[What is expected]
State how many lines of the records contain the string "title". Give the number alone.

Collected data
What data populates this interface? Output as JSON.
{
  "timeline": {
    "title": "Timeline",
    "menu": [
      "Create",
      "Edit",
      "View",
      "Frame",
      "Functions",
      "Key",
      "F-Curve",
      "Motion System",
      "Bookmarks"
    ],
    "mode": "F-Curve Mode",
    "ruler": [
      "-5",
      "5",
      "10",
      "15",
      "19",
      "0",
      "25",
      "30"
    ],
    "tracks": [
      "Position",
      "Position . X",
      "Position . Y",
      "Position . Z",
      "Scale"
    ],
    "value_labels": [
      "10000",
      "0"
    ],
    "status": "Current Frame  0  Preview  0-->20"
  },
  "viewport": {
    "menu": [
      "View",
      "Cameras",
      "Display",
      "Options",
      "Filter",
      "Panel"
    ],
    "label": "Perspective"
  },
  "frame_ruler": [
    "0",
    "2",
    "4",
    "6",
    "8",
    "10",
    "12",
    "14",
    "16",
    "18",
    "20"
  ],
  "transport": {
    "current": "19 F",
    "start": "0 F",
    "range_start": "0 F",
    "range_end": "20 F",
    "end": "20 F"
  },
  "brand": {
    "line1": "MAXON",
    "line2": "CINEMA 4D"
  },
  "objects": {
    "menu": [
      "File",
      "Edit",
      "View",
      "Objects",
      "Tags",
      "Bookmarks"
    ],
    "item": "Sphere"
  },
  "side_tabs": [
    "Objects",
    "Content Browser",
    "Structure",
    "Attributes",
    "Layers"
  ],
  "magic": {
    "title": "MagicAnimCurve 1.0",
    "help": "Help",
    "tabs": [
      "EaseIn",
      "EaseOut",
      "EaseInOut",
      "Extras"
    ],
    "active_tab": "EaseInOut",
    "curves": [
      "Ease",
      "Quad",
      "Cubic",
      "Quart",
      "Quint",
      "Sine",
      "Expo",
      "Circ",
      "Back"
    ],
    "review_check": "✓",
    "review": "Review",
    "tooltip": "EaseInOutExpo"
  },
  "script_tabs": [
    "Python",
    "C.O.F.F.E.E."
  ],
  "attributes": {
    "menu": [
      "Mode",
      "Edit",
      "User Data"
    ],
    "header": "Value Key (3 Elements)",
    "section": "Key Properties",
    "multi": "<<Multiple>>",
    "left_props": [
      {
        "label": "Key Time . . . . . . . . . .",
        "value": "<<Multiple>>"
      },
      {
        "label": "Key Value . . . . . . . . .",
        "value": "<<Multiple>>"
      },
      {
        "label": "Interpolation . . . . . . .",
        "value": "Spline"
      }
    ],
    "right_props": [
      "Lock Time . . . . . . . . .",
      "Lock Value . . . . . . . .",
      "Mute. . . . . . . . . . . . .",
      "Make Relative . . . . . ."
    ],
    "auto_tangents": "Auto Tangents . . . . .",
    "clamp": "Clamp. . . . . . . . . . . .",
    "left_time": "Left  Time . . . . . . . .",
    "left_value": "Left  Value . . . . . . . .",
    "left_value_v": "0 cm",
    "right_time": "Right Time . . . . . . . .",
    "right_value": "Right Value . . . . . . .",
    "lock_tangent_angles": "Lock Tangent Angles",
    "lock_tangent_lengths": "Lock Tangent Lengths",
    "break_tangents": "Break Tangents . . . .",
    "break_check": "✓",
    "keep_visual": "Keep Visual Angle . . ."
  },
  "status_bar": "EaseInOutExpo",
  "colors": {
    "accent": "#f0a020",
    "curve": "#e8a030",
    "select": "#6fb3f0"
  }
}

[Answer in full]
2